#### WHAT TO PRODUCE
Return only the number of lines that hold "標準偏差".

(Data entries for graphics)
'''

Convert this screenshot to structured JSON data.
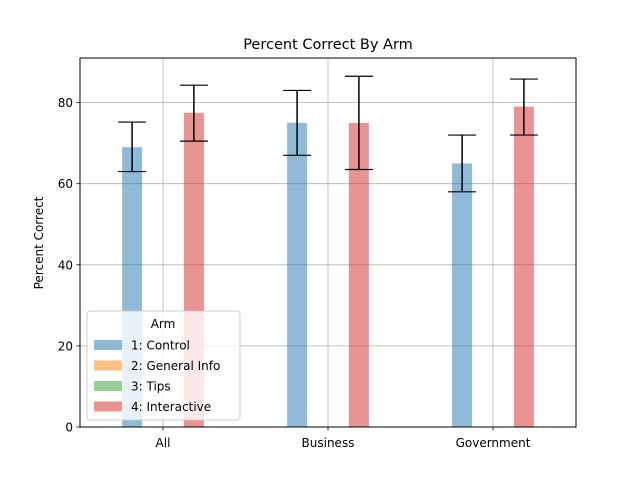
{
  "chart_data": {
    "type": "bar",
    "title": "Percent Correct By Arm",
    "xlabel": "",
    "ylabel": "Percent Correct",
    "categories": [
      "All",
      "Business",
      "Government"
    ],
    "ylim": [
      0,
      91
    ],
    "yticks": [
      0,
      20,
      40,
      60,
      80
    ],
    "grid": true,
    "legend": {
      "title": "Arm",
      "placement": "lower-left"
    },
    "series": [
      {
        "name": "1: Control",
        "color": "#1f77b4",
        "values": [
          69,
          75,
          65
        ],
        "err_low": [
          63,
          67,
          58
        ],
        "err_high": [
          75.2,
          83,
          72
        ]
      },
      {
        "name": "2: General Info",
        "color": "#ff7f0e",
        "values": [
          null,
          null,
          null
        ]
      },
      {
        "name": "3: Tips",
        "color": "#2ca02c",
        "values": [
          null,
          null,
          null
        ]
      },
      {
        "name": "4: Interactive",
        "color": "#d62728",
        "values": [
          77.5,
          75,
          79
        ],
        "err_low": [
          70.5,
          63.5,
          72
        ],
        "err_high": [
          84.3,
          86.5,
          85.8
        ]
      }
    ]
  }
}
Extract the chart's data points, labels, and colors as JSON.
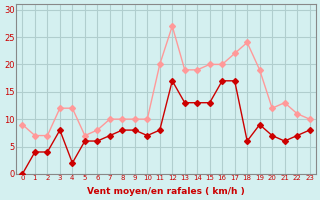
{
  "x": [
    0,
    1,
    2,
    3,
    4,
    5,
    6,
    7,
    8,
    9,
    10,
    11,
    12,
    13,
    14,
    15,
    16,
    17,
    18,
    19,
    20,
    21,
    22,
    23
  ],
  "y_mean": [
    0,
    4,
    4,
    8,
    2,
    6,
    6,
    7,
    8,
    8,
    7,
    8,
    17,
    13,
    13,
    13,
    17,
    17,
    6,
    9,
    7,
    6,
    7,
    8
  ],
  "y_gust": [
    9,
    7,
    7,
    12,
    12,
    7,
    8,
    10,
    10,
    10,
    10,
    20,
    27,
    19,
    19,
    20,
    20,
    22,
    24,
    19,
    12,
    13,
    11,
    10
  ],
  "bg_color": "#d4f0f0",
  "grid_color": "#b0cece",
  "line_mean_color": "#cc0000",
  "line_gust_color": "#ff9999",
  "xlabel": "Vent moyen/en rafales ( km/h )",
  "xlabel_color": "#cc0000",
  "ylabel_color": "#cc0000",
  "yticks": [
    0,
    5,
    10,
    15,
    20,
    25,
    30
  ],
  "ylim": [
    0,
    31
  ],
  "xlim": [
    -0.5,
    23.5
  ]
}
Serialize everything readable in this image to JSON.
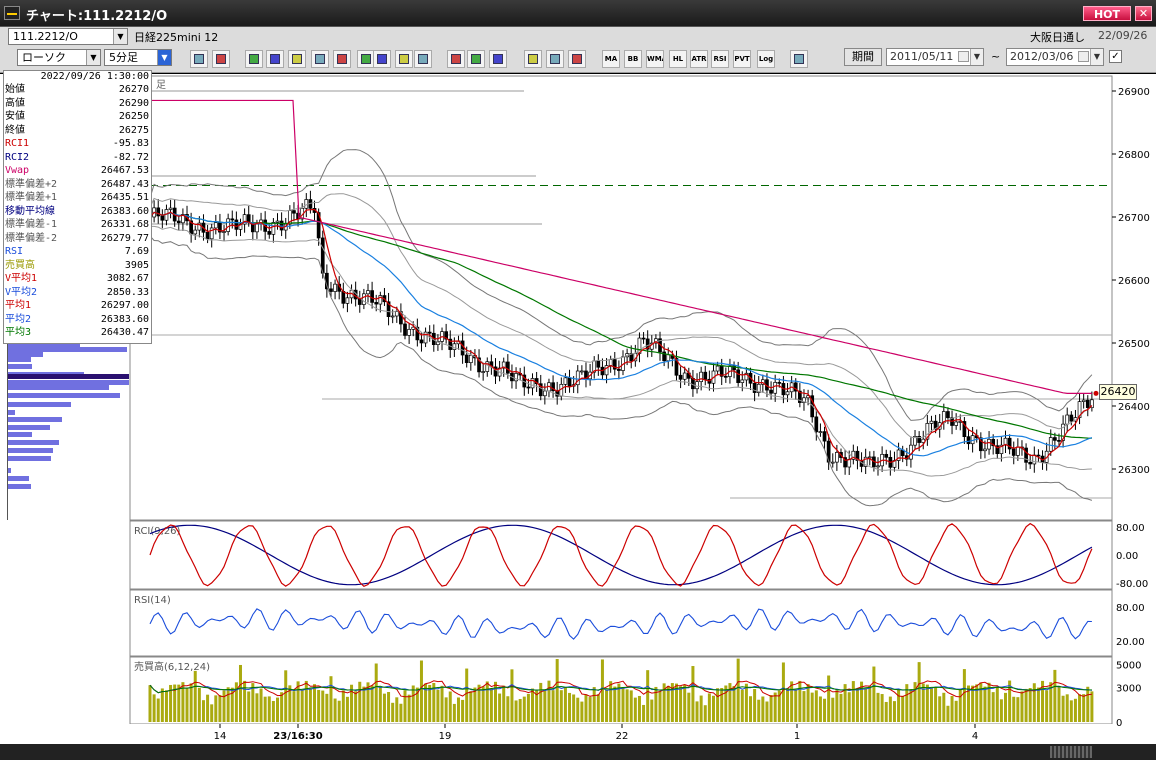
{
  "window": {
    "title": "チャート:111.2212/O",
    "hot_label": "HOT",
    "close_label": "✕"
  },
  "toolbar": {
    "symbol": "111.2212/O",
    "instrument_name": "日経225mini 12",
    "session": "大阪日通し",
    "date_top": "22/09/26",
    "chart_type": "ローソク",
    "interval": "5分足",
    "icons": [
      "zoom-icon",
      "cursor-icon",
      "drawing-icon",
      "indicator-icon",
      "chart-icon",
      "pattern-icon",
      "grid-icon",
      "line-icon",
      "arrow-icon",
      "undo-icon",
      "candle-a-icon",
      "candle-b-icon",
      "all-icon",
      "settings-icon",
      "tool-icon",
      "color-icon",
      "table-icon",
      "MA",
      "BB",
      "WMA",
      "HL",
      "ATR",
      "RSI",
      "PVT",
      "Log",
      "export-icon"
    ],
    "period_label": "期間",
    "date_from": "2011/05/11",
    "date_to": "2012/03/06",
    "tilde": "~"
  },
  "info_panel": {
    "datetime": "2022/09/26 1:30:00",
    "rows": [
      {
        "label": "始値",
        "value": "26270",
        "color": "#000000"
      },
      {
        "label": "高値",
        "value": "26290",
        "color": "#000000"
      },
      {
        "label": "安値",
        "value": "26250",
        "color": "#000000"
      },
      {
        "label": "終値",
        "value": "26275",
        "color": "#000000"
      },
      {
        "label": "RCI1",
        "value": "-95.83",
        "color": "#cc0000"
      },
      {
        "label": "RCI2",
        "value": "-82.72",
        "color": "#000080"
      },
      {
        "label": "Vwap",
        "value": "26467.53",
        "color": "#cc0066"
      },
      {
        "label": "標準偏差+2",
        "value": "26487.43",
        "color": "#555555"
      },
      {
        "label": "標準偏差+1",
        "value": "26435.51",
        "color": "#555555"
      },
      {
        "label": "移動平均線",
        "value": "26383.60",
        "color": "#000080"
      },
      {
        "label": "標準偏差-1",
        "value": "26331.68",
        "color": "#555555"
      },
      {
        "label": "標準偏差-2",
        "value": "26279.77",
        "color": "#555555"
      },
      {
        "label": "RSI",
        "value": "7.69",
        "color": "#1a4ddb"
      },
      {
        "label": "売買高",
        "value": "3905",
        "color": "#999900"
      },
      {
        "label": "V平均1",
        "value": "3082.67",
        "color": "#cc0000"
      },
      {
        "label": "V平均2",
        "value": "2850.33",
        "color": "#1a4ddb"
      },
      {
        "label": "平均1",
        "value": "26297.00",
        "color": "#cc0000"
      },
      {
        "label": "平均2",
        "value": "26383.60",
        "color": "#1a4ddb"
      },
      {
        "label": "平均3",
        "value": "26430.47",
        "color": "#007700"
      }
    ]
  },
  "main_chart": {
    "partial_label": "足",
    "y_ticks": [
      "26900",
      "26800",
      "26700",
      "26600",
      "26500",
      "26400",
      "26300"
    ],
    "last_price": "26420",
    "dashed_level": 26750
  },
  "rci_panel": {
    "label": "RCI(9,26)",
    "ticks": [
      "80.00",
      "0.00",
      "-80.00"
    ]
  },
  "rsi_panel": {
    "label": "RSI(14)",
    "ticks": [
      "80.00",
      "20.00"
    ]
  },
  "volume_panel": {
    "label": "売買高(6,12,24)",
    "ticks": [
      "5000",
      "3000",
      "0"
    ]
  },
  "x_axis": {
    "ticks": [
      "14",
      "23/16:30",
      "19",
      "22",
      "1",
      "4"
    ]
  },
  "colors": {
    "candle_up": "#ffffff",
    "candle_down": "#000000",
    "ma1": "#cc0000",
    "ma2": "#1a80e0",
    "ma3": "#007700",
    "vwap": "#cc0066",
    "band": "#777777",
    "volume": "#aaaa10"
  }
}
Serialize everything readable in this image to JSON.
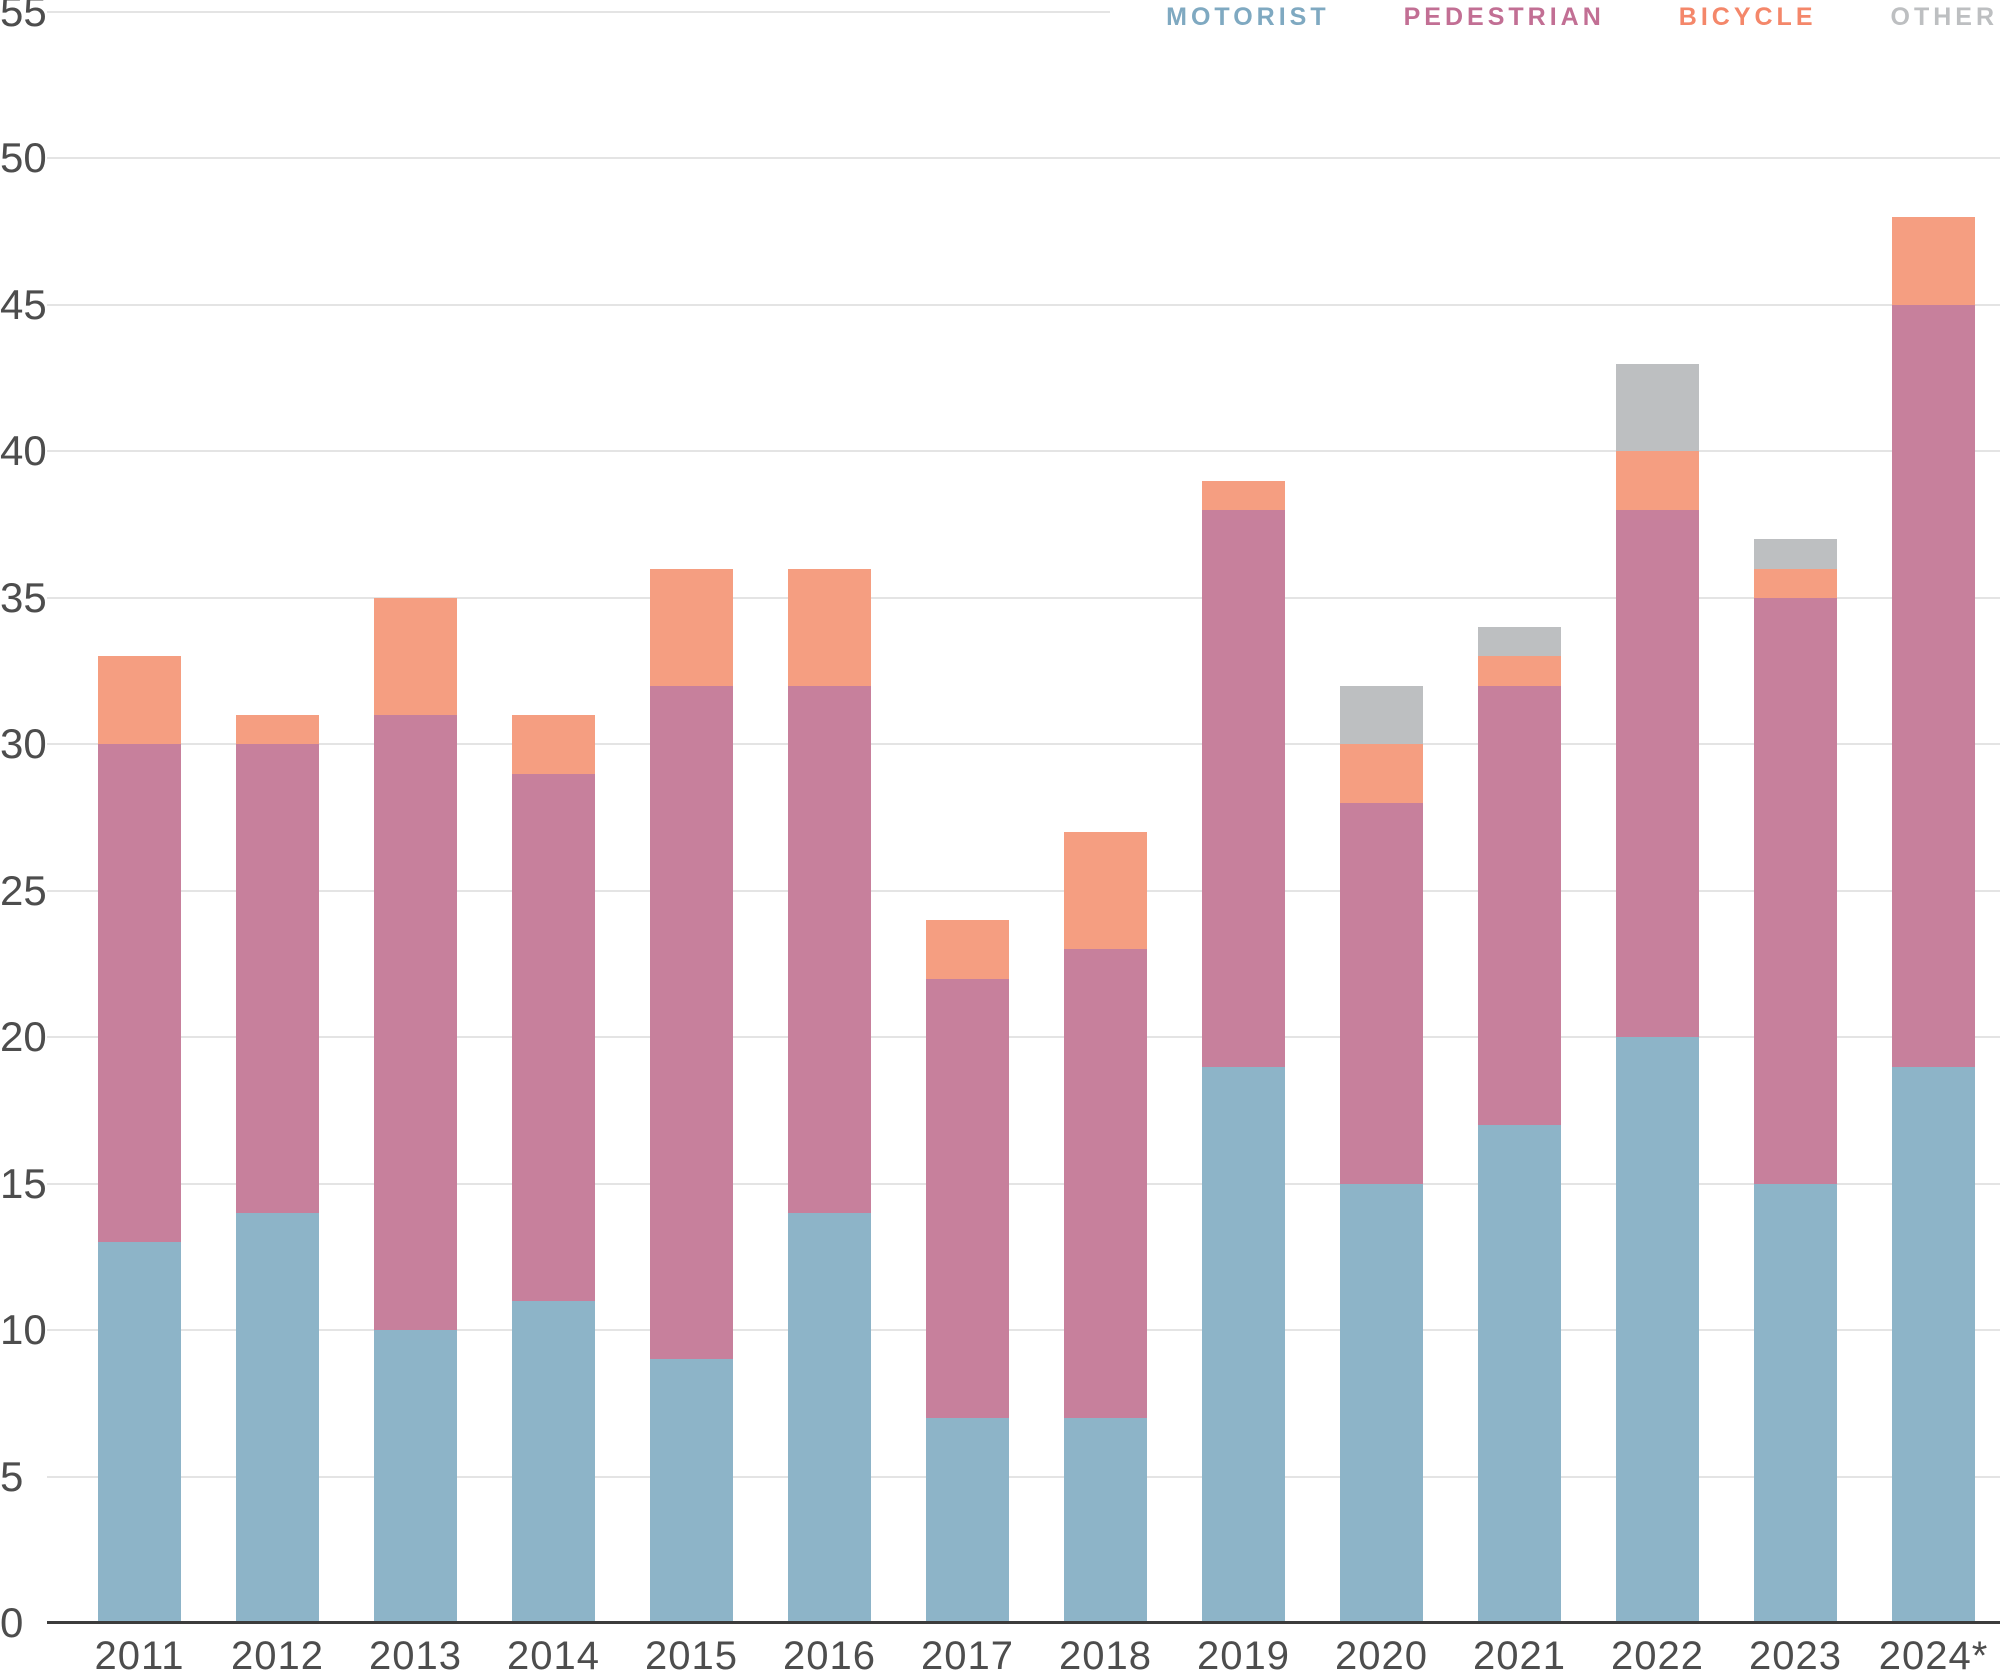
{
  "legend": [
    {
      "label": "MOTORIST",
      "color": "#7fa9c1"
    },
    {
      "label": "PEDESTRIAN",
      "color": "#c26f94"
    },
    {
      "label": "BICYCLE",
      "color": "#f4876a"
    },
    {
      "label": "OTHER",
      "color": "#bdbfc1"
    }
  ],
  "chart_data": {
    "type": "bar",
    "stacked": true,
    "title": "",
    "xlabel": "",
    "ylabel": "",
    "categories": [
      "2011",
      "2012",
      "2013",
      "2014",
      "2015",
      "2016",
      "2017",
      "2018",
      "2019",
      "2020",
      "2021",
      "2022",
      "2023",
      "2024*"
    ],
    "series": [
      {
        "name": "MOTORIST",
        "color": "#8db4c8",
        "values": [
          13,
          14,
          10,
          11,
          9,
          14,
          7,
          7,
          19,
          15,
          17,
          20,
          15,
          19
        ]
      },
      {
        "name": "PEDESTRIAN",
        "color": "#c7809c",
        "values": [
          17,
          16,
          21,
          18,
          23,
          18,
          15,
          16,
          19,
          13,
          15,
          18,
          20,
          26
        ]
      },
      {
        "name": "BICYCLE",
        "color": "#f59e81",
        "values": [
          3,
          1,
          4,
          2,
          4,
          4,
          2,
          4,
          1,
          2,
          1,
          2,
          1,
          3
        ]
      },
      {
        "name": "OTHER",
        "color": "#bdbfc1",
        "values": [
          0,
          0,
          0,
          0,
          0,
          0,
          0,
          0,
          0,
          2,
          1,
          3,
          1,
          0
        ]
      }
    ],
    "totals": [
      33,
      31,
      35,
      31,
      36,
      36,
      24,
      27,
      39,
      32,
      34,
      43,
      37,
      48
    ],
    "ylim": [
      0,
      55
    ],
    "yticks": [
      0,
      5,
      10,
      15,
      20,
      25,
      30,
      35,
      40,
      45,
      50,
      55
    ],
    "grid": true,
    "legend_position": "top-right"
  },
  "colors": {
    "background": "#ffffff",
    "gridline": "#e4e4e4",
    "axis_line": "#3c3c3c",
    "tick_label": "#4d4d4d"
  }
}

'''

#### EXPECTED ANSWER
4